- [Record set]
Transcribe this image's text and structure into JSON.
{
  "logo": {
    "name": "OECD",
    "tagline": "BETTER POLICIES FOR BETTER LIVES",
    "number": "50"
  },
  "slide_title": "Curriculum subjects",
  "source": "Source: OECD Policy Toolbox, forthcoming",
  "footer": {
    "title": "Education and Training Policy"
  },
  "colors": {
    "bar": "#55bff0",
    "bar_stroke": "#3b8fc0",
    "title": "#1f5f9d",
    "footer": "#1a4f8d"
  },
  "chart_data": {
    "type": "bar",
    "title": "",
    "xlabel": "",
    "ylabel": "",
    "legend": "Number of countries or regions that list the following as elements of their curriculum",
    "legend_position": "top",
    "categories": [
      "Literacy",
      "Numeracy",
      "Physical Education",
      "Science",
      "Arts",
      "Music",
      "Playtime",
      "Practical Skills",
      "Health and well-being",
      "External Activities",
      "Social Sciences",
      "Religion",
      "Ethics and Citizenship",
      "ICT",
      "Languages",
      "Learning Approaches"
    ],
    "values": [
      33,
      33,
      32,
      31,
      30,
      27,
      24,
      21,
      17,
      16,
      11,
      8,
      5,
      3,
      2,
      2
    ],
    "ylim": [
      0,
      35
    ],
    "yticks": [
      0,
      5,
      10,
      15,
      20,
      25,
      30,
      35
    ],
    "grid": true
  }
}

- [Given problem] Nothing may be left out: return each entry exactly as it reads.

- [Task answer]
Transcribe this image's text and structure into JSON.
{
  "logo": {
    "name": "OECD",
    "tagline": "BETTER POLICIES FOR BETTER LIVES",
    "number": "50"
  },
  "slide_title": "Curriculum subjects",
  "source": "Source: OECD Policy Toolbox, forthcoming",
  "footer": {
    "title": "Education and Training Policy"
  },
  "colors": {
    "bar": "#55bff0",
    "bar_stroke": "#3b8fc0",
    "title": "#1f5f9d",
    "footer": "#1a4f8d"
  },
  "chart_data": {
    "type": "bar",
    "title": "",
    "xlabel": "",
    "ylabel": "",
    "legend": "Number of countries or regions that list the following as elements of their curriculum",
    "legend_position": "top",
    "categories": [
      "Literacy",
      "Numeracy",
      "Physical Education",
      "Science",
      "Arts",
      "Music",
      "Playtime",
      "Practical Skills",
      "Health and well-being",
      "External Activities",
      "Social Sciences",
      "Religion",
      "Ethics and Citizenship",
      "ICT",
      "Languages",
      "Learning Approaches"
    ],
    "values": [
      33,
      33,
      32,
      31,
      30,
      27,
      24,
      21,
      17,
      16,
      11,
      8,
      5,
      3,
      2,
      2
    ],
    "ylim": [
      0,
      35
    ],
    "yticks": [
      0,
      5,
      10,
      15,
      20,
      25,
      30,
      35
    ],
    "grid": true
  }
}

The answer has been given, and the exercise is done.